Your instructions:
Look through the listing and locate every line containing the word "single"; copy those lines.

Input material:
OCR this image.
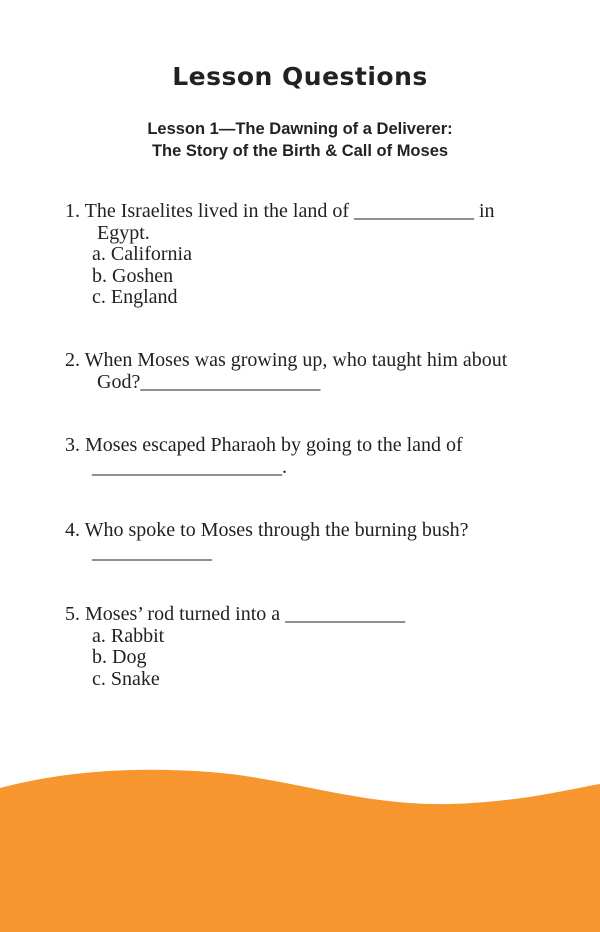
Lesson Questions
Lesson 1—The Dawning of a Deliverer:
The Story of the Birth & Call of Moses
1. The Israelites lived in the land of ____________ in
Egypt.
a. California
b. Goshen
c. England
2. When Moses was growing up, who taught him about
God?__________________
3. Moses escaped Pharaoh by going to the land of
___________________.
4. Who spoke to Moses through the burning bush?
____________
5. Moses’ rod turned into a ____________
a. Rabbit
b. Dog
c. Snake
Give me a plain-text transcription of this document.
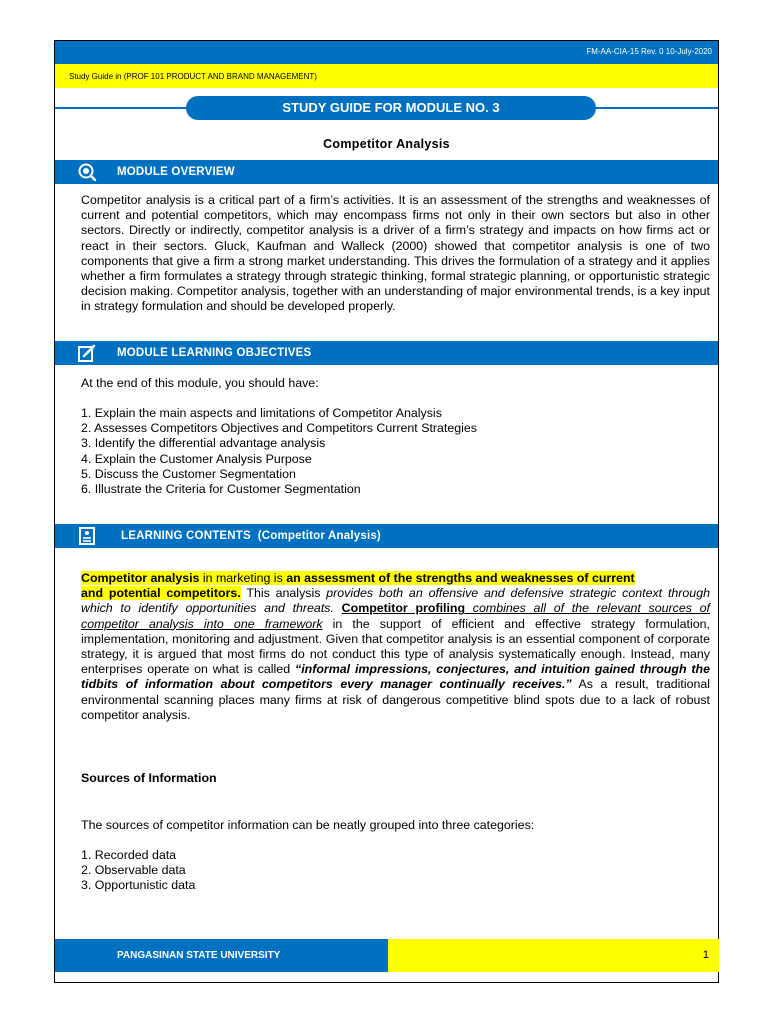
FM-AA-CIA-15 Rev. 0 10-July-2020
Study Guide in (PROF 101 PRODUCT AND BRAND MANAGEMENT)
STUDY GUIDE FOR MODULE NO. 3
Competitor Analysis
MODULE OVERVIEW
Competitor analysis is a critical part of a firm’s activities. It is an assessment of the strengths and weaknesses of current and potential competitors, which may encompass firms not only in their own sectors but also in other sectors. Directly or indirectly, competitor analysis is a driver of a firm’s strategy and impacts on how firms act or react in their sectors. Gluck, Kaufman and Walleck (2000) showed that competitor analysis is one of two components that give a firm a strong market understanding. This drives the formulation of a strategy and it applies whether a firm formulates a strategy through strategic thinking, formal strategic planning, or opportunistic strategic decision making. Competitor analysis, together with an understanding of major environmental trends, is a key input in strategy formulation and should be developed properly.
MODULE LEARNING OBJECTIVES
At the end of this module, you should have:
1. Explain the main aspects and limitations of Competitor Analysis
2. Assesses Competitors Objectives and Competitors Current Strategies
3. Identify the differential advantage analysis
4. Explain the Customer Analysis Purpose
5. Discuss the Customer Segmentation
6. Illustrate the Criteria for Customer Segmentation
LEARNING CONTENTS (Competitor Analysis)
Competitor analysis in marketing is an assessment of the strengths and weaknesses of current
and potential competitors. This analysis provides both an offensive and defensive strategic context through which to identify opportunities and threats. Competitor profiling combines all of the relevant sources of competitor analysis into one framework in the support of efficient and effective strategy formulation, implementation, monitoring and adjustment. Given that competitor analysis is an essential component of corporate strategy, it is argued that most firms do not conduct this type of analysis systematically enough. Instead, many enterprises operate on what is called “informal impressions, conjectures, and intuition gained through the tidbits of information about competitors every manager continually receives.” As a result, traditional environmental scanning places many firms at risk of dangerous competitive blind spots due to a lack of robust competitor analysis.
Sources of Information
The sources of competitor information can be neatly grouped into three categories:
1. Recorded data
2. Observable data
3. Opportunistic data
PANGASINAN STATE UNIVERSITY	1
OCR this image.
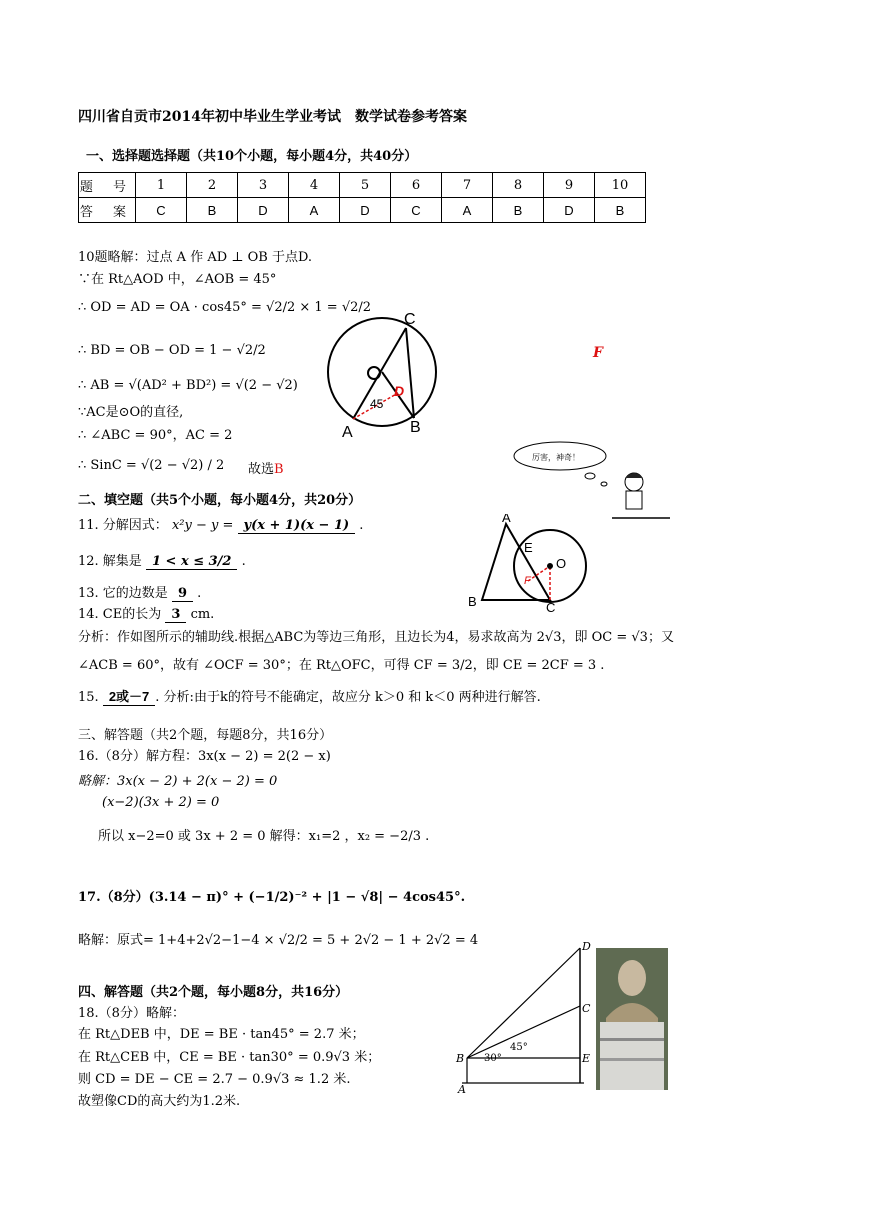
四川省自贡市2014年初中毕业生学业考试　数学试卷参考答案
一、选择题选择题（共10个小题，每小题4分，共40分）
题 号	1	2	3	4	5	6	7	8	9	10
答 案	C	B	D	A	D	C	A	B	D	B
10题略解：过点 A 作 AD ⊥ OB 于点D.
∵在 Rt△AOD 中，∠AOB = 45°
∴ OD = AD = OA · cos45° = √2/2 × 1 = √2/2
∴ BD = OB − OD = 1 − √2/2
∴ AB = √(AD² + BD²) = √(2 − √2)
∵AC是⊙O的直径,
∴ ∠ABC = 90°，AC = 2
∴ SinC = √(2 − √2) / 2 故选B
C
D
45
A	B
F
厉害，神奇！
二、填空题（共5个小题，每小题4分，共20分）
11. 分解因式： x²y − y = y(x + 1)(x − 1) .
12. 解集是 1 < x ≤ 3/2 .
13. 它的边数是 9 .
14. CE的长为 3 cm.
A
B	C
E
F
O
分析：作如图所示的辅助线.根据△ABC为等边三角形，且边长为4，易求故高为 2√3，即 OC = √3；又
∠ACB = 60°，故有 ∠OCF = 30°；在 Rt△OFC，可得 CF = 3/2，即 CE = 2CF = 3 .
15. 2或－7 . 分析:由于k的符号不能确定，故应分 k＞0 和 k＜0 两种进行解答.
三、解答题（共2个题，每题8分，共16分）
16.（8分）解方程：3x(x − 2) = 2(2 − x)
略解：3x(x − 2) + 2(x − 2) = 0
(x−2)(3x + 2) = 0
所以 x−2=0 或 3x + 2 = 0 解得：x₁=2 ，x₂ = −2/3 .
17.（8分）(3.14 − π)° + (−1/2)⁻² + |1 − √8| − 4cos45°.
略解：原式= 1+4+2√2−1−4 × √2/2 = 5 + 2√2 − 1 + 2√2 = 4
四、解答题（共2个题，每小题8分，共16分）
18.（8分）略解：
在 Rt△DEB 中，DE = BE · tan45° = 2.7 米；
在 Rt△CEB 中，CE = BE · tan30° = 0.9√3 米；
则 CD = DE − CE = 2.7 − 0.9√3 ≈ 1.2 米.
故塑像CD的高大约为1.2米.
D
C
B	E
A
45°
30°
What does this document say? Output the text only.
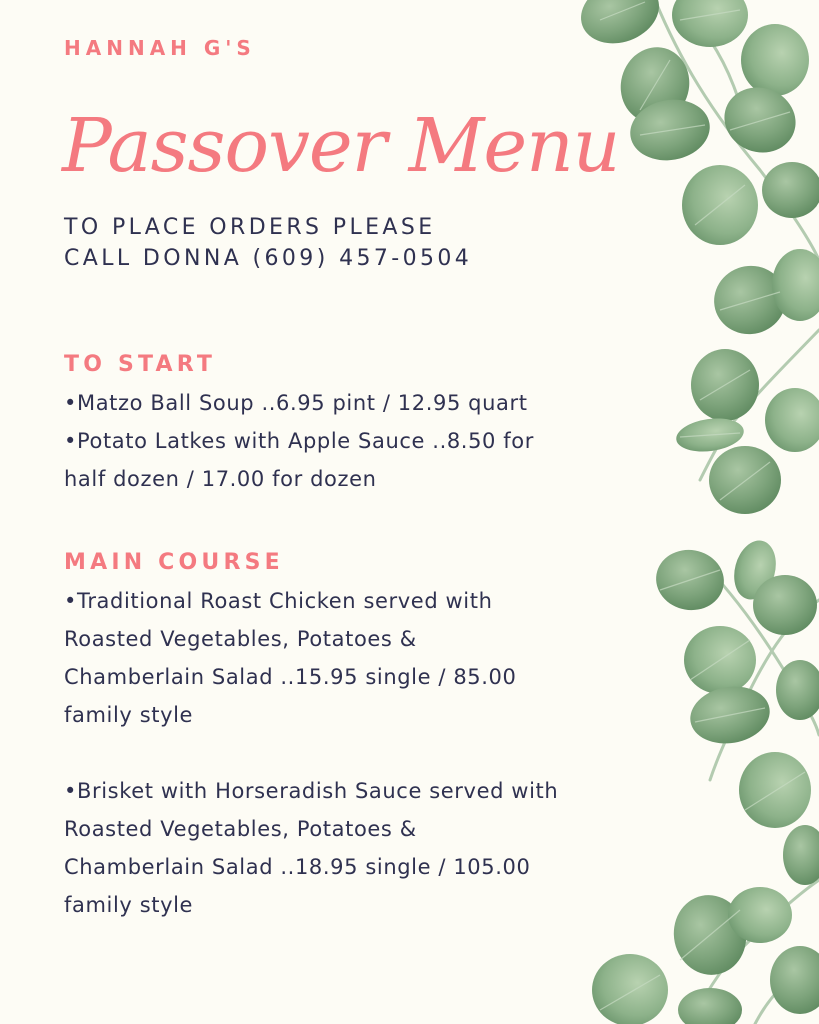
HANNAH G'S
Passover Menu
TO PLACE ORDERS PLEASE
CALL DONNA (609) 457-0504
TO START
•Matzo Ball Soup ..6.95 pint / 12.95 quart
•Potato Latkes with Apple Sauce ..8.50 for
half dozen / 17.00 for dozen
MAIN COURSE
•Traditional Roast Chicken served with
Roasted Vegetables, Potatoes &
Chamberlain Salad ..15.95 single / 85.00
family style
•Brisket with Horseradish Sauce served with
Roasted Vegetables, Potatoes &
Chamberlain Salad ..18.95 single / 105.00
family style
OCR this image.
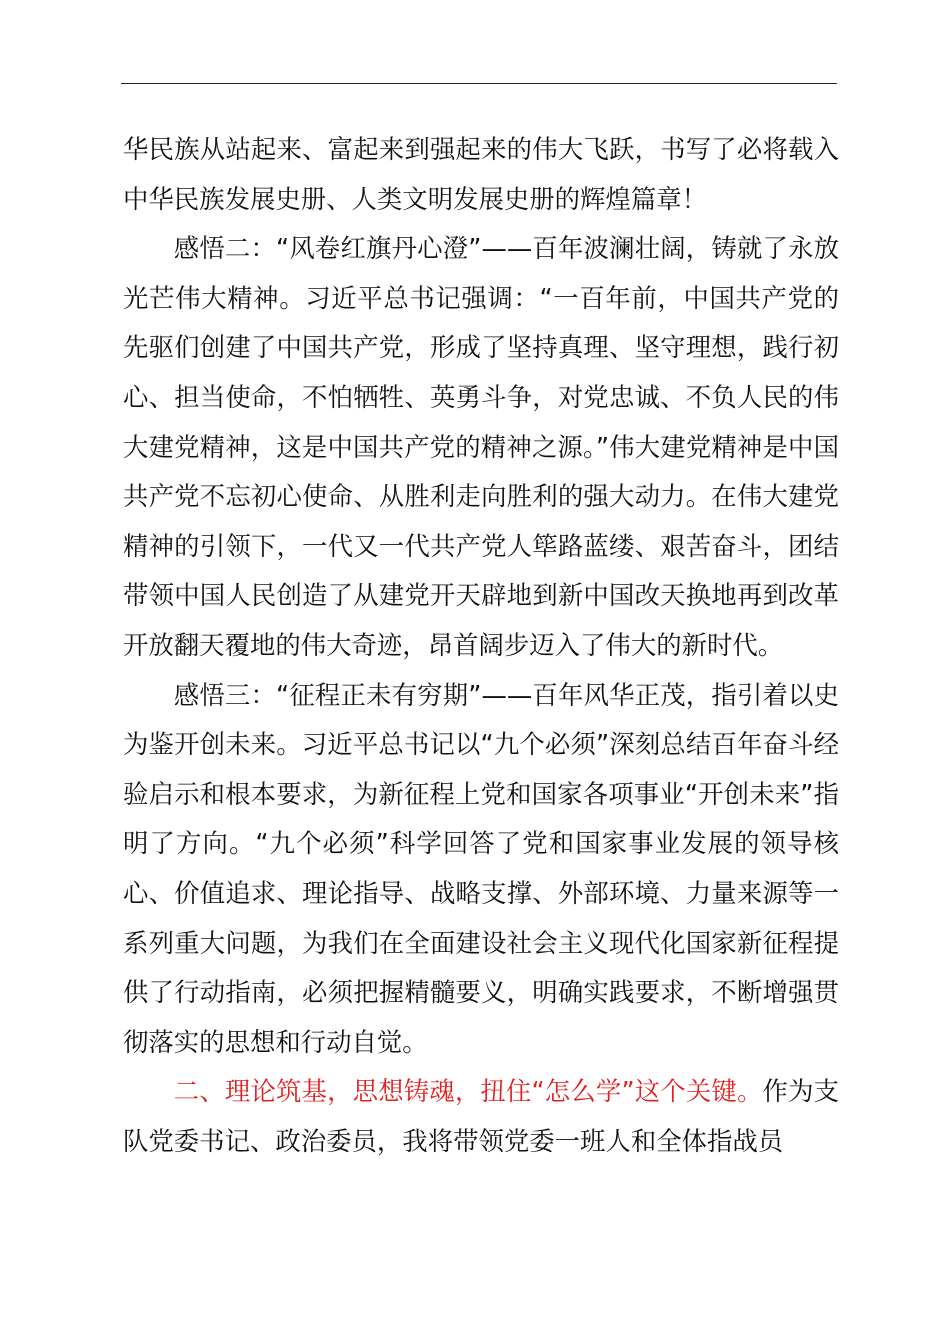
华民族从站起来、富起来到强起来的伟大飞跃，书写了必将载入中华民族发展史册、人类文明发展史册的辉煌篇章！

感悟二：“风卷红旗丹心澄”——百年波澜壮阔，铸就了永放光芒伟大精神。习近平总书记强调：“一百年前，中国共产党的先驱们创建了中国共产党，形成了坚持真理、坚守理想，践行初心、担当使命，不怕牺牲、英勇斗争，对党忠诚、不负人民的伟大建党精神，这是中国共产党的精神之源。”伟大建党精神是中国共产党不忘初心使命、从胜利走向胜利的强大动力。在伟大建党精神的引领下，一代又一代共产党人筚路蓝缕、艰苦奋斗，团结带领中国人民创造了从建党开天辟地到新中国改天换地再到改革开放翻天覆地的伟大奇迹，昂首阔步迈入了伟大的新时代。

感悟三：“征程正未有穷期”——百年风华正茂，指引着以史为鉴开创未来。习近平总书记以“九个必须”深刻总结百年奋斗经验启示和根本要求，为新征程上党和国家各项事业“开创未来”指明了方向。“九个必须”科学回答了党和国家事业发展的领导核心、价值追求、理论指导、战略支撑、外部环境、力量来源等一系列重大问题，为我们在全面建设社会主义现代化国家新征程提供了行动指南，必须把握精髓要义，明确实践要求，不断增强贯彻落实的思想和行动自觉。

二、理论筑基，思想铸魂，扭住“怎么学”这个关键。作为支队党委书记、政治委员，我将带领党委一班人和全体指战员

Answer in full:
Chamberlain Salad ..15.95 single / 85.00
Chamberlain Salad ..18.95 single / 105.00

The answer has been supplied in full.